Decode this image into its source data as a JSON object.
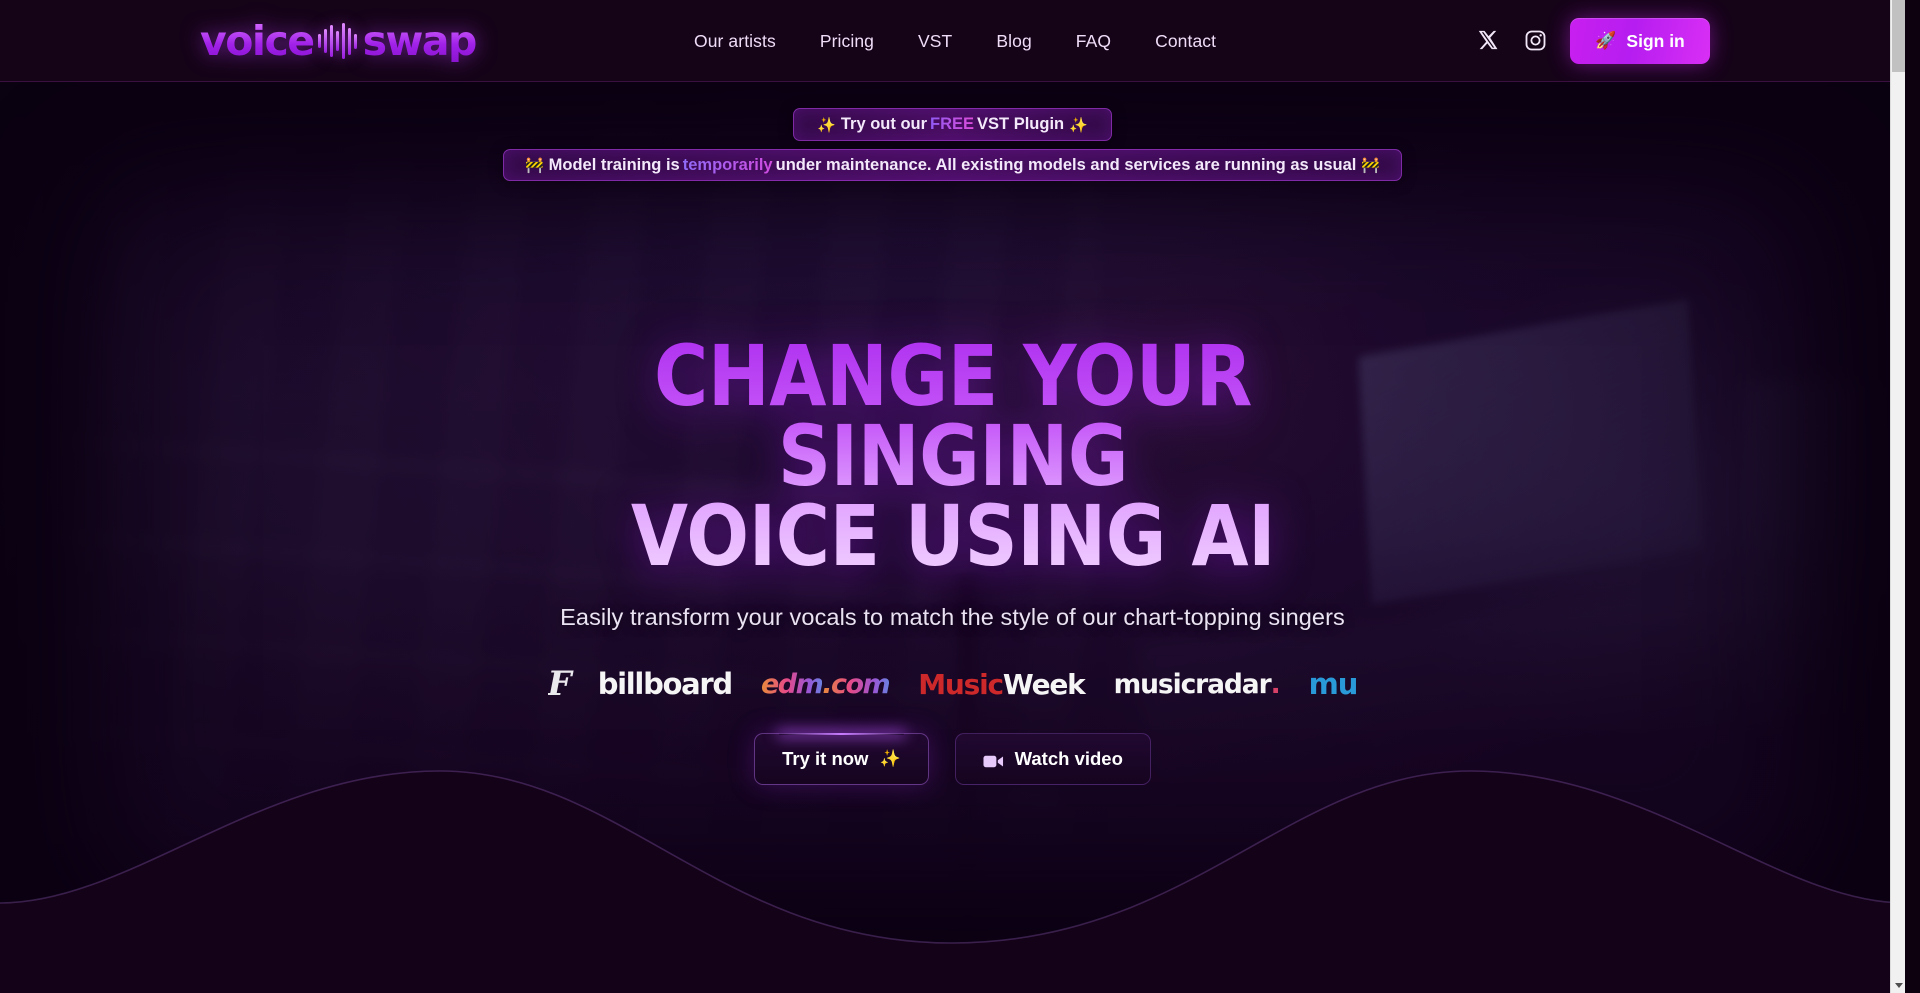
{
  "header": {
    "logo": {
      "word1": "voice",
      "word2": "swap",
      "icon": "waveform-icon"
    },
    "nav": [
      {
        "label": "Our artists"
      },
      {
        "label": "Pricing"
      },
      {
        "label": "VST"
      },
      {
        "label": "Blog"
      },
      {
        "label": "FAQ"
      },
      {
        "label": "Contact"
      }
    ],
    "socials": [
      {
        "name": "x-twitter-icon"
      },
      {
        "name": "instagram-icon"
      },
      {
        "name": "discord-icon"
      }
    ],
    "signin": {
      "label": "Sign in",
      "icon": "rocket-icon",
      "glyph": "🚀"
    },
    "colors": {
      "bg": "#150318",
      "accent": "#c81ff0",
      "nav_text": "#efdcf7"
    }
  },
  "banners": {
    "vst": {
      "emoji_left": "✨",
      "text_before": "Try out our ",
      "highlight": "FREE",
      "text_after": " VST Plugin ",
      "emoji_right": "✨"
    },
    "maintenance": {
      "emoji_left": "🚧",
      "text_before": "Model training is ",
      "highlight": "temporarily",
      "text_after": " under maintenance. All existing models and services are running as usual ",
      "emoji_right": "🚧"
    }
  },
  "hero": {
    "headline_line1": "Change your singing",
    "headline_line2": "voice using AI",
    "subtitle": "Easily transform your vocals to match the style of our chart-topping singers",
    "press_logos": [
      {
        "name": "forbes-logo",
        "text": "F"
      },
      {
        "name": "billboard-logo",
        "text": "billboard"
      },
      {
        "name": "edm-logo",
        "text": "edm",
        "suffix": ".com"
      },
      {
        "name": "musicweek-logo",
        "text1": "Music",
        "text2": "Week"
      },
      {
        "name": "musicradar-logo",
        "text": "musicradar",
        "dot": "."
      },
      {
        "name": "mu-logo",
        "text": "mu"
      }
    ],
    "cta_primary": {
      "label": "Try it now",
      "emoji": "✨"
    },
    "cta_secondary": {
      "label": "Watch video",
      "icon": "video-camera-icon"
    },
    "colors": {
      "headline_gradient_from": "#b032f0",
      "headline_gradient_to": "#f0cdff",
      "subtitle": "#eae3f2"
    }
  },
  "scrollbar": {
    "position": "top"
  }
}
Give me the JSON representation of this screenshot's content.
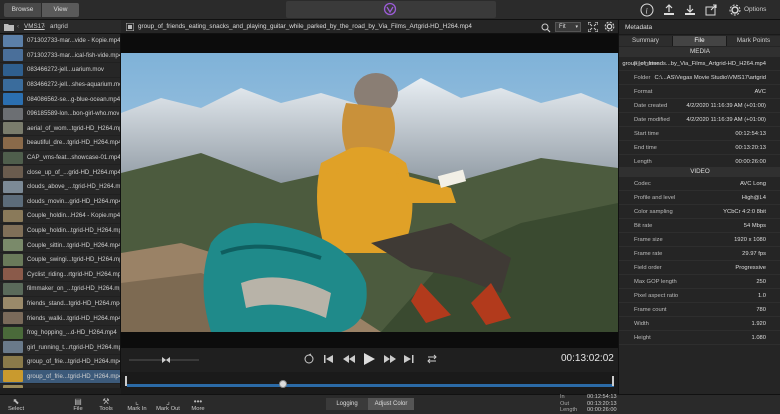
{
  "topbar": {
    "browse_label": "Browse",
    "view_label": "View",
    "options_label": "Options"
  },
  "browser": {
    "folder": "VMS17",
    "subfolder": "artgrid",
    "files": [
      {
        "name": "071302733-mar...vide - Kopie.mp4",
        "color": "#5b7fa8"
      },
      {
        "name": "071302733-mar...ical-fish-vide.mp4",
        "color": "#4a6f9a"
      },
      {
        "name": "083466272-jell...uarium.mov",
        "color": "#2f5f8e"
      },
      {
        "name": "083466272-jell...shes-aquarium.mov",
        "color": "#3a6c9c"
      },
      {
        "name": "084086562-se...g-blue-ocean.mp4",
        "color": "#2b6fb0"
      },
      {
        "name": "096185589-lon...bon-girl-who.mov",
        "color": "#6c6f73"
      },
      {
        "name": "aerial_of_wom...tgrid-HD_H264.mp4",
        "color": "#7a7c6c"
      },
      {
        "name": "beautiful_dre...tgrid-HD_H264.mp4",
        "color": "#8a6a4a"
      },
      {
        "name": "CAP_vms-feat...showcase-01.mp4",
        "color": "#4f5e4c"
      },
      {
        "name": "close_up_of_...grid-HD_H264.mp4",
        "color": "#6a5c4e"
      },
      {
        "name": "clouds_above_...tgrid-HD_H264.mp4",
        "color": "#7c8a96"
      },
      {
        "name": "clouds_movin...grid-HD_H264.mp4",
        "color": "#5c6c7a"
      },
      {
        "name": "Couple_holdin...H264 - Kopie.mp4",
        "color": "#8a7a5a"
      },
      {
        "name": "Couple_holdin...tgrid-HD_H264.mp4",
        "color": "#806f58"
      },
      {
        "name": "Couple_sittin...tgrid-HD_H264.mp4",
        "color": "#7a8a6a"
      },
      {
        "name": "Couple_swingi...tgrid-HD_H264.mp4",
        "color": "#6a7a5a"
      },
      {
        "name": "Cyclist_riding...rtgrid-HD_H264.mp4",
        "color": "#8a5a4a"
      },
      {
        "name": "filmmaker_on_...tgrid-HD_H264.mp4",
        "color": "#5a6a5a"
      },
      {
        "name": "friends_stand...tgrid-HD_H264.mp4",
        "color": "#9a8a6a"
      },
      {
        "name": "friends_walki...tgrid-HD_H264.mp4",
        "color": "#7a6a5a"
      },
      {
        "name": "frog_hopping_...d-HD_H264.mp4",
        "color": "#4a6a3a"
      },
      {
        "name": "girl_running_t...rtgrid-HD_H264.mp4",
        "color": "#6a7a8a"
      },
      {
        "name": "group_of_frie...tgrid-HD_H264.mp4",
        "color": "#8a7a4a"
      },
      {
        "name": "group_of_frie...tgrid-HD_H264.mp4",
        "color": "#c99a2e"
      },
      {
        "name": "group_of_frie...tgrid-HD_H264.mp4",
        "color": "#9a8a5a"
      }
    ],
    "selected_index": 23
  },
  "viewer": {
    "title": "group_of_friends_eating_snacks_and_playing_guitar_while_parked_by_the_road_by_Via_Films_Artgrid-HD_H264.mp4",
    "fit_label": "Fit",
    "timecode": "00:13:02:02",
    "playhead_fraction": 0.32
  },
  "bottom": {
    "select_label": "Select",
    "file_label": "File",
    "tools_label": "Tools",
    "markin_label": "Mark In",
    "markout_label": "Mark Out",
    "more_label": "More",
    "logging_label": "Logging",
    "adjust_label": "Adjust Color",
    "in_key": "In",
    "in_value": "00:12:54:13",
    "out_key": "Out",
    "out_value": "00:13:20:13",
    "length_key": "Length",
    "length_value": "00:00:26:00"
  },
  "metadata": {
    "title": "Metadata",
    "tabs": [
      "Summary",
      "File",
      "Mark Points"
    ],
    "active_tab": 1,
    "media_header": "MEDIA",
    "video_header": "VIDEO",
    "media": [
      {
        "k": "File name",
        "v": "group_of_friends...by_Via_Films_Artgrid-HD_H264.mp4"
      },
      {
        "k": "Folder",
        "v": "C:\\...AS\\Vegas Movie Studio\\VMS17\\artgrid"
      },
      {
        "k": "Format",
        "v": "AVC"
      },
      {
        "k": "Date created",
        "v": "4/2/2020 11:16:39 AM (+01:00)"
      },
      {
        "k": "Date modified",
        "v": "4/2/2020 11:16:39 AM (+01:00)"
      },
      {
        "k": "Start time",
        "v": "00:12:54:13"
      },
      {
        "k": "End time",
        "v": "00:13:20:13"
      },
      {
        "k": "Length",
        "v": "00:00:26:00"
      }
    ],
    "video": [
      {
        "k": "Codec",
        "v": "AVC Long"
      },
      {
        "k": "Profile and level",
        "v": "High@L4"
      },
      {
        "k": "Color sampling",
        "v": "YCbCr 4:2:0 8bit"
      },
      {
        "k": "Bit rate",
        "v": "54 Mbps"
      },
      {
        "k": "Frame size",
        "v": "1920 x 1080"
      },
      {
        "k": "Frame rate",
        "v": "29.97 fps"
      },
      {
        "k": "Field order",
        "v": "Progressive"
      },
      {
        "k": "Max GOP length",
        "v": "250"
      },
      {
        "k": "Pixel aspect ratio",
        "v": "1.0"
      },
      {
        "k": "Frame count",
        "v": "780"
      },
      {
        "k": "Width",
        "v": "1.920"
      },
      {
        "k": "Height",
        "v": "1.080"
      }
    ]
  }
}
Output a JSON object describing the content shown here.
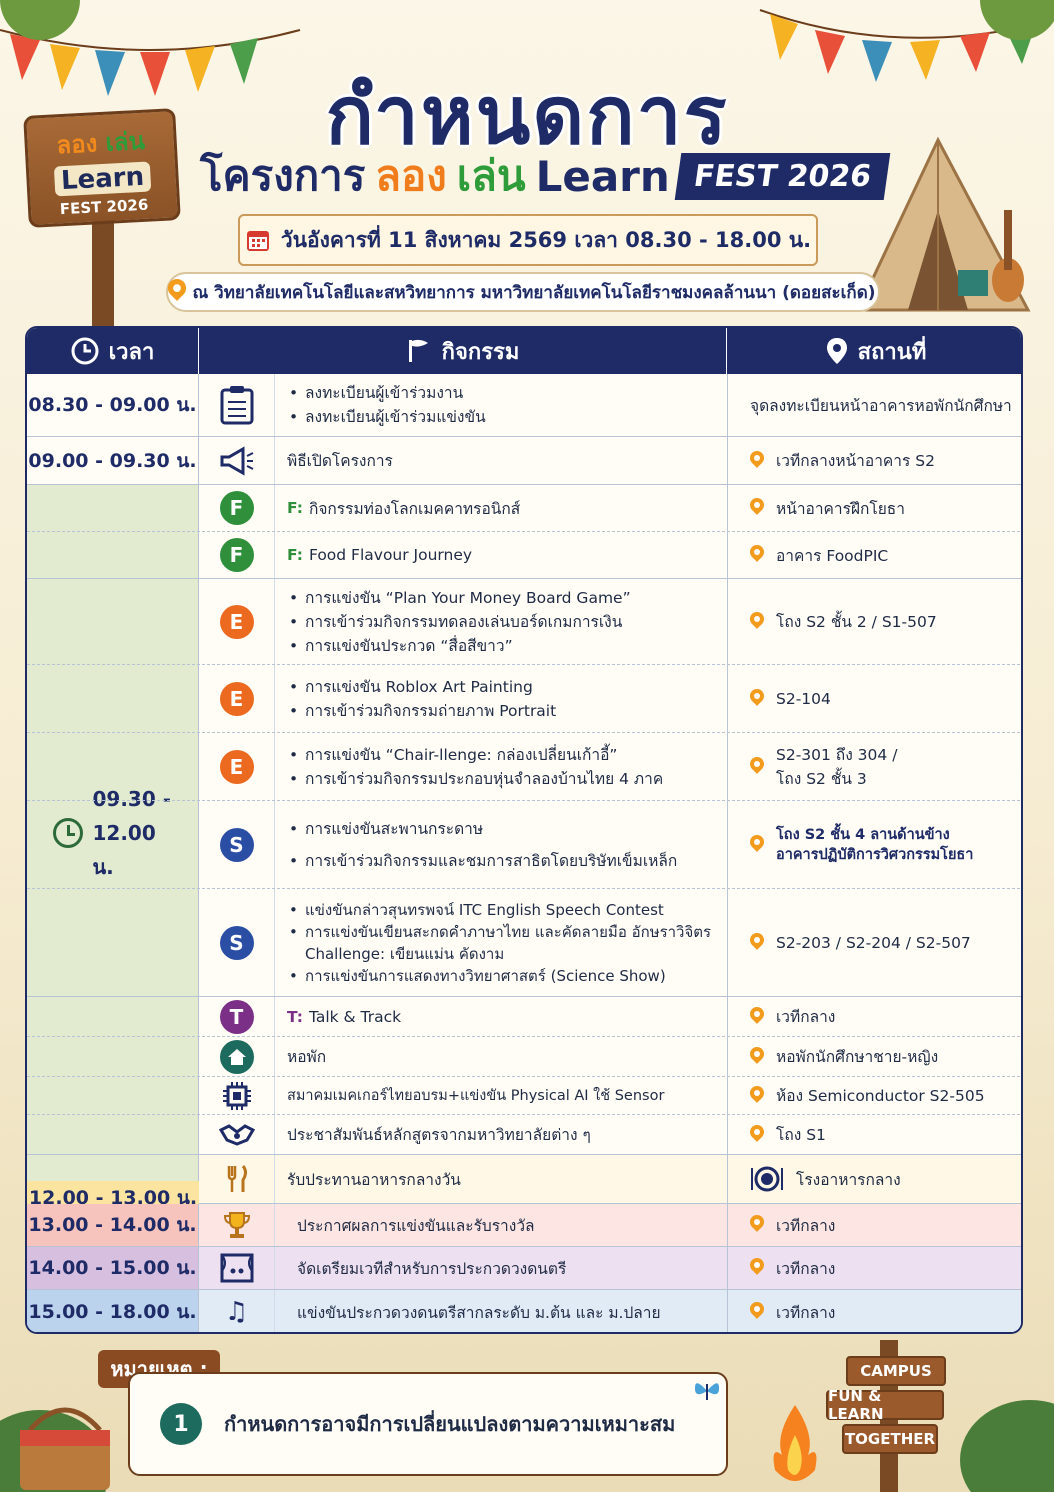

Written task:
Only the number is wanted: how many lines of the data contain the word "icon"?

Final result:
6